• [WHAT THIS TASK INVOLVES] Where a line holds the string "Caña", return that line.

──────── INPUT ────────

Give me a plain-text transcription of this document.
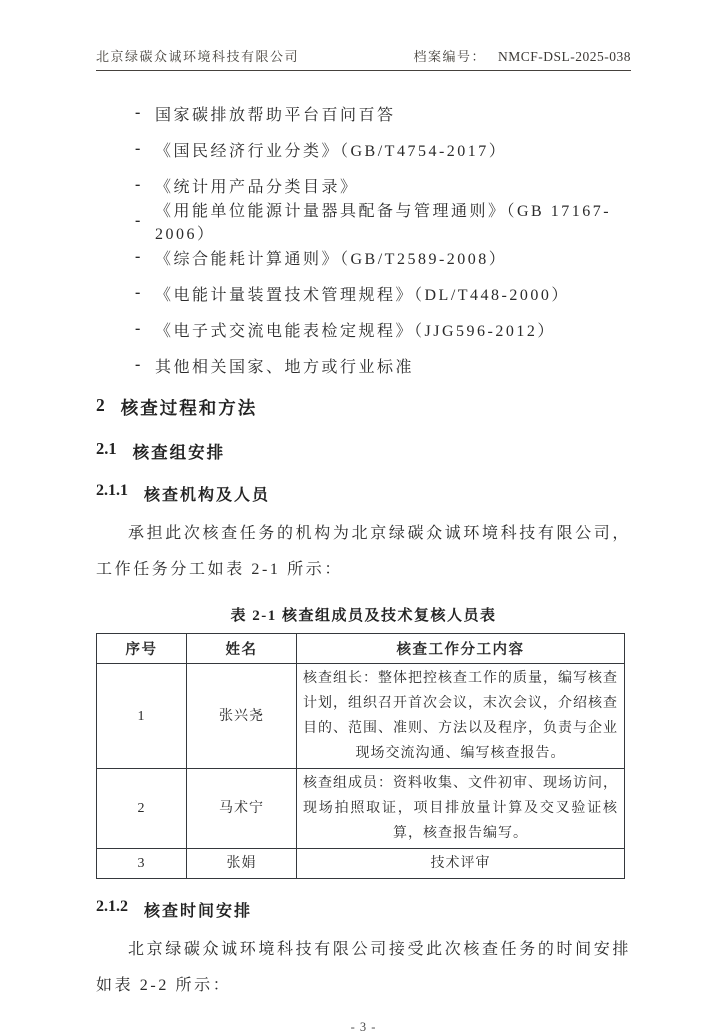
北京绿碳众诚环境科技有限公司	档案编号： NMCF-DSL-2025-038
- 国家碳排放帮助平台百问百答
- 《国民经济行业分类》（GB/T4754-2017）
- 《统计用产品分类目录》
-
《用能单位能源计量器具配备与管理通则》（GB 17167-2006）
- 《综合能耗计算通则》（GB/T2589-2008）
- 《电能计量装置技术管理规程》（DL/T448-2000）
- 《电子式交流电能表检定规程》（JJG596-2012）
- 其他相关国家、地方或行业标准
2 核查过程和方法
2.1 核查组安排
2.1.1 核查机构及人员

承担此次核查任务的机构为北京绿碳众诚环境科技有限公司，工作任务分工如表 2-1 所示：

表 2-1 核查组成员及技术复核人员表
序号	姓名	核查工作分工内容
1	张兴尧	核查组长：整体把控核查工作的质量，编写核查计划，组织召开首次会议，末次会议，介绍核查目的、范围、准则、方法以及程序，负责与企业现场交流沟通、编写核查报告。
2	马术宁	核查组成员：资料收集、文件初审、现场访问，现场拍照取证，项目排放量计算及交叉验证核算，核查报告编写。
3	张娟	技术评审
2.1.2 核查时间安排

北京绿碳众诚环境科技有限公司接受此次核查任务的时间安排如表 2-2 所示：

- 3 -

────────
──────── INPUT ────────

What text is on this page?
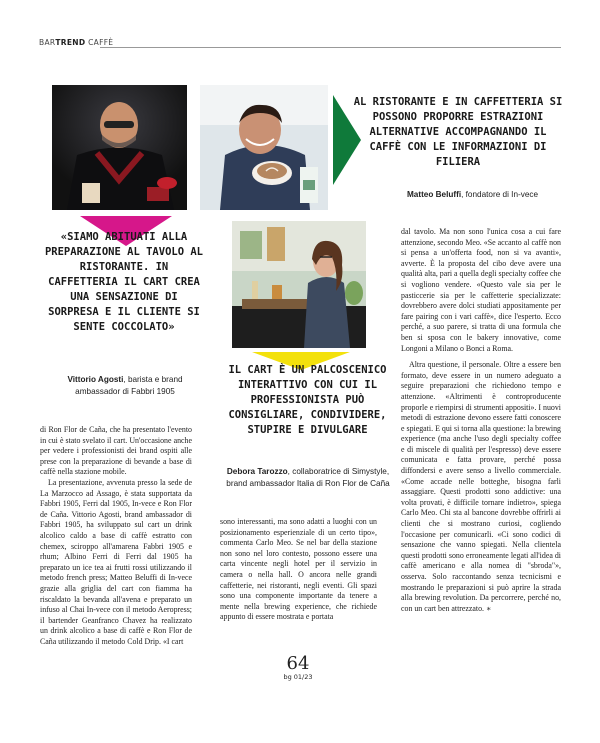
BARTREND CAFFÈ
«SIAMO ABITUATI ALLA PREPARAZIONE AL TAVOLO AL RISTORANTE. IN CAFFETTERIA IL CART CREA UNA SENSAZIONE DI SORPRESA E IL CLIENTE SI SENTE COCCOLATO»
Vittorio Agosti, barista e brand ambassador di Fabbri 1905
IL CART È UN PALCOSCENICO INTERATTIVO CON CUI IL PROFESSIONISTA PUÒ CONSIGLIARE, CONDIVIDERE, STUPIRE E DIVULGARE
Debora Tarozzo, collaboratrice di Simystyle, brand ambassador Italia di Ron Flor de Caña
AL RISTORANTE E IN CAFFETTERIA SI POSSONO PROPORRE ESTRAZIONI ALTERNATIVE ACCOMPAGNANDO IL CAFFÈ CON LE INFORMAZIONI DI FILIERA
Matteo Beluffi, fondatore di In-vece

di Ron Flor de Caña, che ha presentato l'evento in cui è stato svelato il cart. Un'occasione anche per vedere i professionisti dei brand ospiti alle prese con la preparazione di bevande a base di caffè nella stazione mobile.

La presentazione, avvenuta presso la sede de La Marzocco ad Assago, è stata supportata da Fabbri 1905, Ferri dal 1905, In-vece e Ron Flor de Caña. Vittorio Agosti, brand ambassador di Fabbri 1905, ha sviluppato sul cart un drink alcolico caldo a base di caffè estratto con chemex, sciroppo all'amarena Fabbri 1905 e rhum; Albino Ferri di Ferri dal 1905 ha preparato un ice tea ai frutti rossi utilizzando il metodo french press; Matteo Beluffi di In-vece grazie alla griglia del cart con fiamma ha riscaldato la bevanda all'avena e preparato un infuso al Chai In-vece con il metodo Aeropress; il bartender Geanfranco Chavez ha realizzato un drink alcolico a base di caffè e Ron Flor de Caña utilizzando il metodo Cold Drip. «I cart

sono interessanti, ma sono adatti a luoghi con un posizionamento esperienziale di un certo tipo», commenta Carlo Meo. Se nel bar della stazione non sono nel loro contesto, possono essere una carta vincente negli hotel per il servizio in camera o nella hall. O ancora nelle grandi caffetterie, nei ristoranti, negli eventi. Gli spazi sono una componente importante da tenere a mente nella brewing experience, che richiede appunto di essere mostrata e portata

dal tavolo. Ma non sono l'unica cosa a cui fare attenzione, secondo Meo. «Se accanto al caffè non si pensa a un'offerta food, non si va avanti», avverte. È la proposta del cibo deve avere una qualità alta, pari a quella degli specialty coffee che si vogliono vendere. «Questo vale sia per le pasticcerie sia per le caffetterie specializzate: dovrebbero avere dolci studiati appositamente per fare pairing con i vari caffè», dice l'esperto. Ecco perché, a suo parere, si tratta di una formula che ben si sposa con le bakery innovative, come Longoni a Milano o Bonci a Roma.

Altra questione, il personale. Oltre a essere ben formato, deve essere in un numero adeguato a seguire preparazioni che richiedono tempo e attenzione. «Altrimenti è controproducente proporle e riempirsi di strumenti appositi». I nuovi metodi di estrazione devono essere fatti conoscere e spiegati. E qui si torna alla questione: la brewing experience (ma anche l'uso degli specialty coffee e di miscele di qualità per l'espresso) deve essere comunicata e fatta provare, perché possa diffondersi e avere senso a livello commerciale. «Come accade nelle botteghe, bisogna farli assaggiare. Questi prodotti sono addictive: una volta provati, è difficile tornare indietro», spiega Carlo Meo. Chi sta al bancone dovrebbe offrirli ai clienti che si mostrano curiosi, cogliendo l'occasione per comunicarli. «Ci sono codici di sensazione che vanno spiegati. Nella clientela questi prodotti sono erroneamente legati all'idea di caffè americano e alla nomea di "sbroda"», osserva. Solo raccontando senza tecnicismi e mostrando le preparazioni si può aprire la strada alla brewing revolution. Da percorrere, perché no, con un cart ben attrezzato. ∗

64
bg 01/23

────────

• [IN RESPONSE]
Debora Tarozzo, collaboratrice di Simystyle, brand ambassador Italia di Ron Flor de Caña
di Ron Flor de Caña, che ha presentato l'evento in cui è stato svelato il cart. Un'occasione anche per vedere i professionisti dei brand ospiti alle prese con la preparazione di bevande a base di caffè nella stazione mobile.
La presentazione, avvenuta presso la sede de La Marzocco ad Assago, è stata supportata da Fabbri 1905, Ferri dal 1905, In-vece e Ron Flor de Caña. Vittorio Agosti, brand ambassador di Fabbri 1905, ha sviluppato sul cart un drink alcolico caldo a base di caffè estratto con chemex, sciroppo all'amarena Fabbri 1905 e rhum; Albino Ferri di Ferri dal 1905 ha preparato un ice tea ai frutti rossi utilizzando il metodo french press; Matteo Beluffi di In-vece grazie alla griglia del cart con fiamma ha riscaldato la bevanda all'avena e preparato un infuso al Chai In-vece con il metodo Aeropress; il bartender Geanfranco Chavez ha realizzato un drink alcolico a base di caffè e Ron Flor de Caña utilizzando il metodo Cold Drip. «I cart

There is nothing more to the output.